** begin SUPPLIED DATA **

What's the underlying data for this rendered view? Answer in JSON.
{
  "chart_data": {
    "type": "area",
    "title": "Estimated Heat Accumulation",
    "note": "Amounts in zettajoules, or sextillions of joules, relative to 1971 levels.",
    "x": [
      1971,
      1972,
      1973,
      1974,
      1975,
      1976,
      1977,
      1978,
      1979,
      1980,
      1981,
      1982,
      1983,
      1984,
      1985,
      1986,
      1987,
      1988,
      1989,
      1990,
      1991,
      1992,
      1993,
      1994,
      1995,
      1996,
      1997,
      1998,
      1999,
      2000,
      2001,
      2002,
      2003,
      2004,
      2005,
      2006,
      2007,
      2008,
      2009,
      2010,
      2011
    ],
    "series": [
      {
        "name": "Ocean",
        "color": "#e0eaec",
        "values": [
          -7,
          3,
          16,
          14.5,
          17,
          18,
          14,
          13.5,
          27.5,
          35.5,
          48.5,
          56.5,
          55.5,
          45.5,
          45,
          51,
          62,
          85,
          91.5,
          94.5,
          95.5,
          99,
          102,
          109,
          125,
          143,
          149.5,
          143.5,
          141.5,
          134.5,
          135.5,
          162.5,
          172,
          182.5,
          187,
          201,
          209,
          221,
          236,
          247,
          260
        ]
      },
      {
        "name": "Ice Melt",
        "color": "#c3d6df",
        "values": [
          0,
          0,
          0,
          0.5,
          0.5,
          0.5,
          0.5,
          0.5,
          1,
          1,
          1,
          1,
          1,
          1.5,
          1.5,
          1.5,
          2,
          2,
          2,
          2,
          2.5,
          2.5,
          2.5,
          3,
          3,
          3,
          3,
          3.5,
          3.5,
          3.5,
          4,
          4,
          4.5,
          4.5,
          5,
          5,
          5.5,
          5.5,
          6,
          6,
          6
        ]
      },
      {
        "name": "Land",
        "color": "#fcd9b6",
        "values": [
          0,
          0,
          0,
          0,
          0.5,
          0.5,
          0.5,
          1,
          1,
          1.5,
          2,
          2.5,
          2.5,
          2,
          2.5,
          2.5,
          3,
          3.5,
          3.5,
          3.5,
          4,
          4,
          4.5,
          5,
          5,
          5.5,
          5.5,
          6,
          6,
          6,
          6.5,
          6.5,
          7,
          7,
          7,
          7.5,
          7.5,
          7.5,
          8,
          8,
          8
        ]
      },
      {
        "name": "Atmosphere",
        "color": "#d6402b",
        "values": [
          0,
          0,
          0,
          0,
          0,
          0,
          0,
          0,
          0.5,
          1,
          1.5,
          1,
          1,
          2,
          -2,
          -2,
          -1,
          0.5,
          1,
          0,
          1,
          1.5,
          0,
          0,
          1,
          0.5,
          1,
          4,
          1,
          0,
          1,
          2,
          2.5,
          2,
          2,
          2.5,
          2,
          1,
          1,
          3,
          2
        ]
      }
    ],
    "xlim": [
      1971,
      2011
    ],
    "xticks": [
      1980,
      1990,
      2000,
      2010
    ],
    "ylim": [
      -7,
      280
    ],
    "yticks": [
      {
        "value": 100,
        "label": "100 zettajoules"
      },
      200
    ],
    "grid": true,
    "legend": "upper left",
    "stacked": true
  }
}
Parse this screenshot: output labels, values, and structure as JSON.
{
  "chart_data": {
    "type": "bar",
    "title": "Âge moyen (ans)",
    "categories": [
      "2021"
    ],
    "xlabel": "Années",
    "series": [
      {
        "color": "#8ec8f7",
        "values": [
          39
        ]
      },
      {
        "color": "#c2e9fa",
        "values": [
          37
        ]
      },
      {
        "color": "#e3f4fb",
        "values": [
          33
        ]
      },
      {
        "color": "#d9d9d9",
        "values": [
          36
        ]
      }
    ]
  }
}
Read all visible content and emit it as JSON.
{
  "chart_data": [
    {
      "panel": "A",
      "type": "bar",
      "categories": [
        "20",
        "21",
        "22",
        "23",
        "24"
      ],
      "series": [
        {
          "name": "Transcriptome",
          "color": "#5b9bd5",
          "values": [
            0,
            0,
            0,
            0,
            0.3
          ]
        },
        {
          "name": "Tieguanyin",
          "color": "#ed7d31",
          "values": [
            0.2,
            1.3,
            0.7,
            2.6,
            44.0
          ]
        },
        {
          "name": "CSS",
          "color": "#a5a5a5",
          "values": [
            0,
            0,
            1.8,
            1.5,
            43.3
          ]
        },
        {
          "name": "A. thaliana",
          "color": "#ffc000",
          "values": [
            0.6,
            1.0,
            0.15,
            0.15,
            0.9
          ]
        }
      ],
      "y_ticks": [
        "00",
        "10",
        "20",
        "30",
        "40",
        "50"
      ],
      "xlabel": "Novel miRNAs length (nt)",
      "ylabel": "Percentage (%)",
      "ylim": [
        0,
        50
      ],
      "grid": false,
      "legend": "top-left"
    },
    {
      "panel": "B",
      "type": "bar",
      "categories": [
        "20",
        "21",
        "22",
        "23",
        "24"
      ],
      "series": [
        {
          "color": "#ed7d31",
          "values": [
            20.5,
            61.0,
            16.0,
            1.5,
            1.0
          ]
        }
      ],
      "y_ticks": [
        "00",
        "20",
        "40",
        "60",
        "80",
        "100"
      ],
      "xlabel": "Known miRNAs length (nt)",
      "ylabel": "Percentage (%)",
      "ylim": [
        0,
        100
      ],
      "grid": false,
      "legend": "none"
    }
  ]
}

** end SUPPLIED DATA **

### WHAT YOU WILL DO
Identify lines with the string "zettajoules". Copy each one.

### RESPONSE TO THE EXERCISE
    "note": "Amounts in zettajoules, or sextillions of joules, relative to 1971 levels.",
        "label": "100 zettajoules"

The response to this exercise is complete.